◆ SHORT TASK ◆
Find the number of lines below in which the word "ingve" appears, and write that number only.

◆ EXTRACTED INFORMATION ◆

——————

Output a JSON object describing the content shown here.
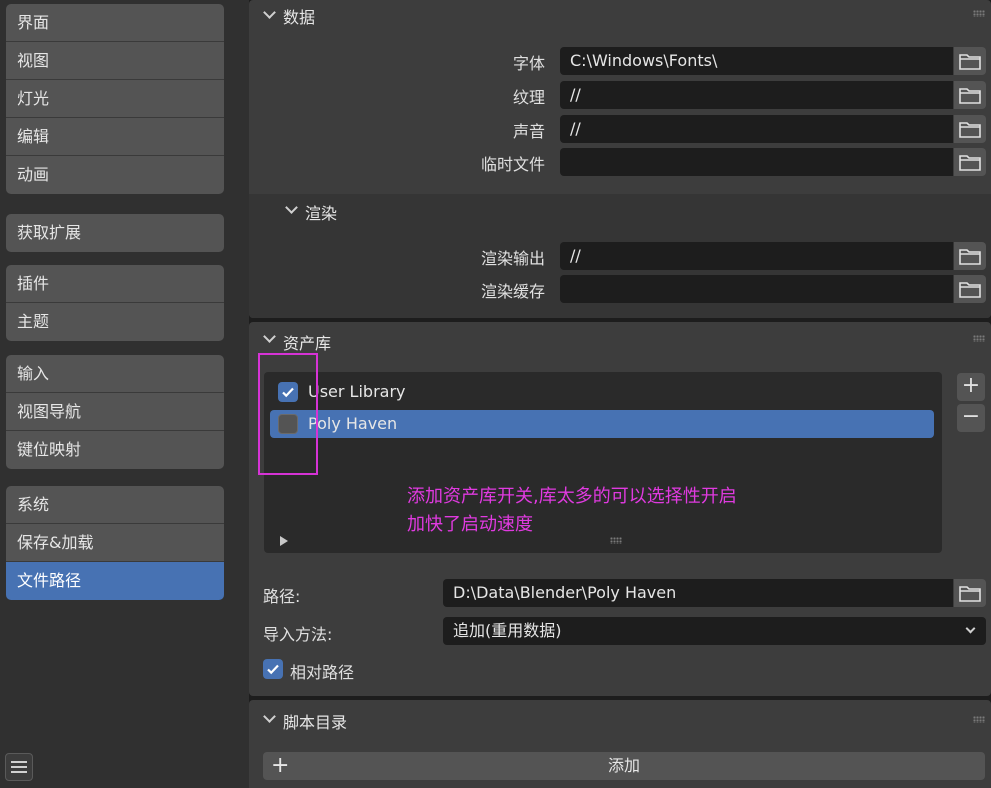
{
  "sidebar": {
    "groups": [
      [
        "界面",
        "视图",
        "灯光",
        "编辑",
        "动画"
      ],
      [
        "获取扩展"
      ],
      [
        "插件",
        "主题"
      ],
      [
        "输入",
        "视图导航",
        "键位映射"
      ],
      [
        "系统",
        "保存&加载",
        "文件路径"
      ]
    ],
    "active": "文件路径"
  },
  "data_panel": {
    "title": "数据",
    "rows": [
      {
        "label": "字体",
        "value": "C:\\Windows\\Fonts\\"
      },
      {
        "label": "纹理",
        "value": "//"
      },
      {
        "label": "声音",
        "value": "//"
      },
      {
        "label": "临时文件",
        "value": ""
      }
    ],
    "render": {
      "title": "渲染",
      "rows": [
        {
          "label": "渲染输出",
          "value": "//"
        },
        {
          "label": "渲染缓存",
          "value": ""
        }
      ]
    }
  },
  "asset_panel": {
    "title": "资产库",
    "libraries": [
      {
        "name": "User Library",
        "enabled": true,
        "selected": false
      },
      {
        "name": "Poly Haven",
        "enabled": false,
        "selected": true
      }
    ],
    "add_symbol": "+",
    "remove_symbol": "−",
    "annotation": [
      "添加资产库开关,库太多的可以选择性开启",
      "加快了启动速度"
    ],
    "annotation_color": "#e03ae0",
    "path_label": "路径:",
    "path_value": "D:\\Data\\Blender\\Poly Haven",
    "import_label": "导入方法:",
    "import_value": "追加(重用数据)",
    "relative_label": "相对路径",
    "relative_checked": true
  },
  "script_panel": {
    "title": "脚本目录",
    "add_symbol": "+",
    "add_label": "添加"
  },
  "colors": {
    "accent": "#4772b3",
    "panel": "#3d3d3d",
    "field": "#1d1d1d"
  }
}
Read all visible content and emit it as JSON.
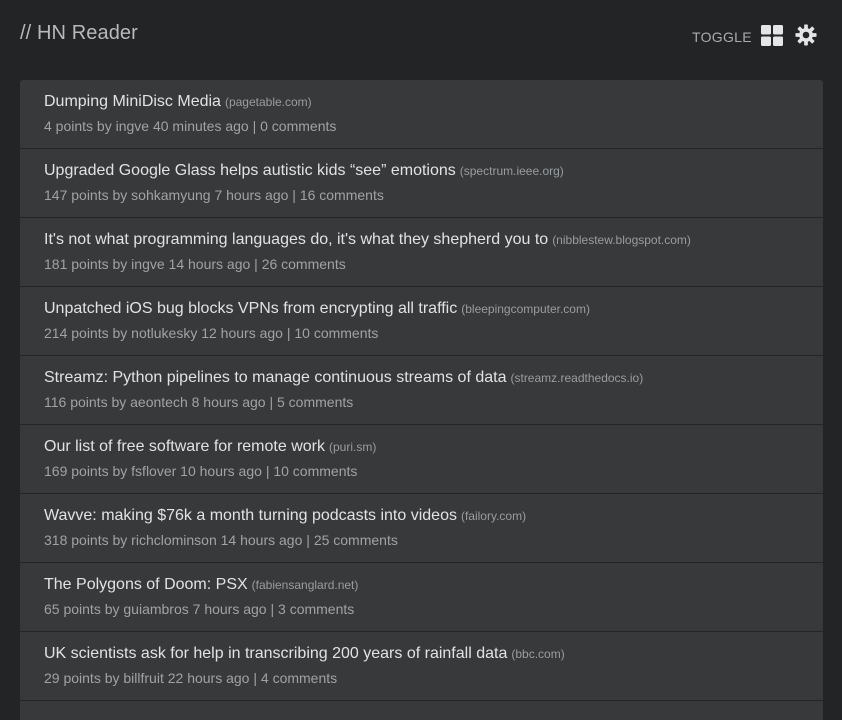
{
  "header": {
    "title": "// HN Reader",
    "toggle_label": "TOGGLE",
    "layout_icon": "grid-icon",
    "settings_icon": "gear-icon"
  },
  "colors": {
    "background": "#232425",
    "card": "#37393b",
    "title_text": "#e0e2e3",
    "meta_text": "#a0a3a5"
  },
  "stories": [
    {
      "title": "Dumping MiniDisc Media",
      "domain": "(pagetable.com)",
      "meta": "4 points by ingve 40 minutes ago",
      "separator": "|",
      "comments": "0 comments"
    },
    {
      "title": "Upgraded Google Glass helps autistic kids “see” emotions",
      "domain": "(spectrum.ieee.org)",
      "meta": "147 points by sohkamyung 7 hours ago",
      "separator": "|",
      "comments": "16 comments"
    },
    {
      "title": "It's not what programming languages do, it's what they shepherd you to",
      "domain": "(nibblestew.blogspot.com)",
      "meta": "181 points by ingve 14 hours ago",
      "separator": "|",
      "comments": "26 comments"
    },
    {
      "title": "Unpatched iOS bug blocks VPNs from encrypting all traffic",
      "domain": "(bleepingcomputer.com)",
      "meta": "214 points by notlukesky 12 hours ago",
      "separator": "|",
      "comments": "10 comments"
    },
    {
      "title": "Streamz: Python pipelines to manage continuous streams of data",
      "domain": "(streamz.readthedocs.io)",
      "meta": "116 points by aeontech 8 hours ago",
      "separator": "|",
      "comments": "5 comments"
    },
    {
      "title": "Our list of free software for remote work",
      "domain": "(puri.sm)",
      "meta": "169 points by fsflover 10 hours ago",
      "separator": "|",
      "comments": "10 comments"
    },
    {
      "title": "Wavve: making $76k a month turning podcasts into videos",
      "domain": "(failory.com)",
      "meta": "318 points by richclominson 14 hours ago",
      "separator": "|",
      "comments": "25 comments"
    },
    {
      "title": "The Polygons of Doom: PSX",
      "domain": "(fabiensanglard.net)",
      "meta": "65 points by guiambros 7 hours ago",
      "separator": "|",
      "comments": "3 comments"
    },
    {
      "title": "UK scientists ask for help in transcribing 200 years of rainfall data",
      "domain": "(bbc.com)",
      "meta": "29 points by billfruit 22 hours ago",
      "separator": "|",
      "comments": "4 comments"
    }
  ]
}
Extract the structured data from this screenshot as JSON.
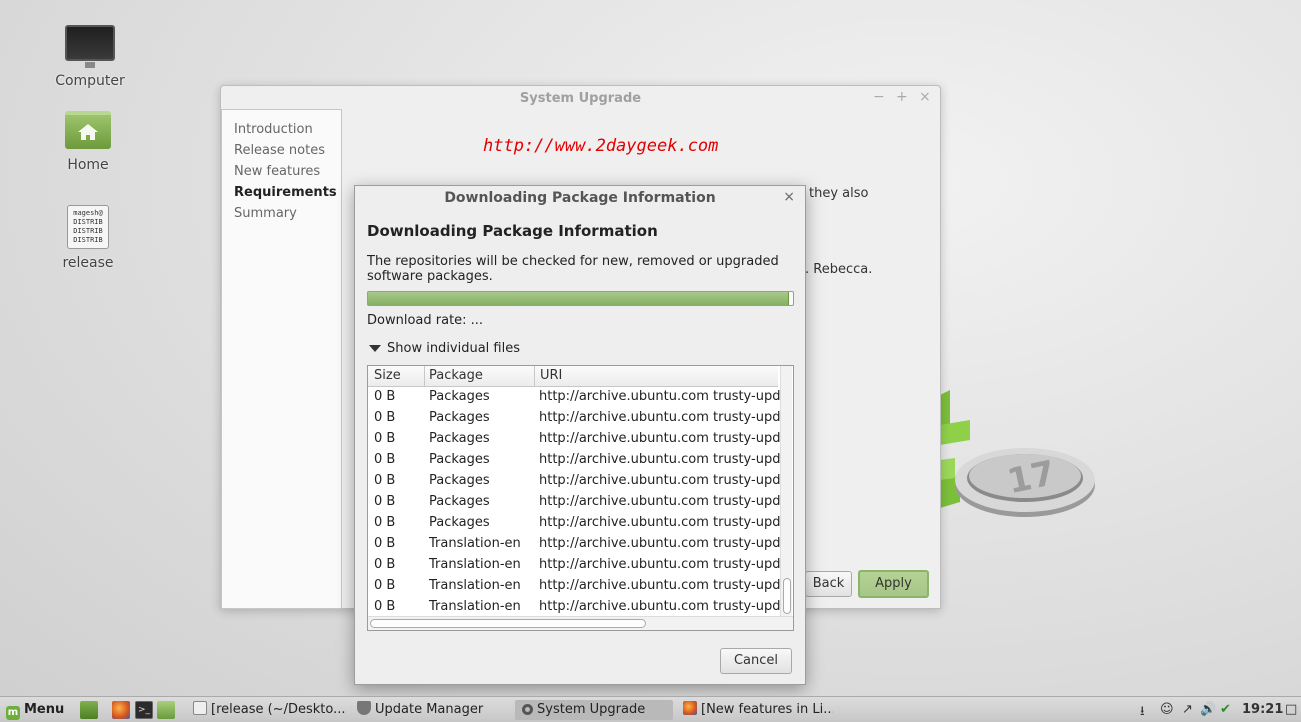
{
  "desktop": {
    "icons": [
      {
        "label": "Computer",
        "icon": "computer-icon"
      },
      {
        "label": "Home",
        "icon": "home-folder-icon"
      },
      {
        "label": "release",
        "icon": "text-file-icon",
        "preview": "magesh@\nDISTRIB\nDISTRIB\nDISTRIB"
      }
    ]
  },
  "main_window": {
    "title": "System Upgrade",
    "controls": {
      "minimize": "−",
      "maximize": "+",
      "close": "×"
    },
    "sidebar": [
      {
        "label": "Introduction",
        "active": false
      },
      {
        "label": "Release notes",
        "active": false
      },
      {
        "label": "New features",
        "active": false
      },
      {
        "label": "Requirements",
        "active": true
      },
      {
        "label": "Summary",
        "active": false
      }
    ],
    "watermark_url": "http://www.2daygeek.com",
    "peek_text_1": "they also",
    "peek_text_2": ". Rebecca.",
    "back_label": "Back",
    "apply_label": "Apply"
  },
  "dialog": {
    "title": "Downloading Package Information",
    "close": "×",
    "heading": "Downloading Package Information",
    "description": "The repositories will be checked for new, removed or upgraded software packages.",
    "progress": 0.99,
    "download_rate": "Download rate: ...",
    "expander_label": "Show individual files",
    "columns": [
      "Size",
      "Package",
      "URI"
    ],
    "rows": [
      [
        "0  B",
        "Packages",
        "http://archive.ubuntu.com trusty-updat"
      ],
      [
        "0  B",
        "Packages",
        "http://archive.ubuntu.com trusty-updat"
      ],
      [
        "0  B",
        "Packages",
        "http://archive.ubuntu.com trusty-updat"
      ],
      [
        "0  B",
        "Packages",
        "http://archive.ubuntu.com trusty-updat"
      ],
      [
        "0  B",
        "Packages",
        "http://archive.ubuntu.com trusty-updat"
      ],
      [
        "0  B",
        "Packages",
        "http://archive.ubuntu.com trusty-updat"
      ],
      [
        "0  B",
        "Packages",
        "http://archive.ubuntu.com trusty-updat"
      ],
      [
        "0  B",
        "Translation-en",
        "http://archive.ubuntu.com trusty-updat"
      ],
      [
        "0  B",
        "Translation-en",
        "http://archive.ubuntu.com trusty-updat"
      ],
      [
        "0  B",
        "Translation-en",
        "http://archive.ubuntu.com trusty-updat"
      ],
      [
        "0  B",
        "Translation-en",
        "http://archive.ubuntu.com trusty-updat"
      ]
    ],
    "cancel_label": "Cancel"
  },
  "taskbar": {
    "menu_label": "Menu",
    "quick_launch": [
      "show-desktop-icon",
      "firefox-icon",
      "terminal-icon",
      "files-icon"
    ],
    "windows": [
      {
        "label": "[release (~/Deskto...",
        "icon": "text-editor-icon",
        "active": false
      },
      {
        "label": "Update Manager",
        "icon": "shield-icon",
        "active": false
      },
      {
        "label": "System Upgrade",
        "icon": "gear-icon",
        "active": true
      },
      {
        "label": "[New features in Li...",
        "icon": "firefox-icon",
        "active": false
      }
    ],
    "tray": [
      "user-icon",
      "network-icon",
      "volume-icon",
      "update-shield-icon",
      "display-icon"
    ],
    "clock": "19:21"
  },
  "colors": {
    "url_red": "#e30000",
    "progress_green": "#93ba6e",
    "apply_green": "#a6c687"
  }
}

——————

◆ RESULT OF THIS TASK ◆
2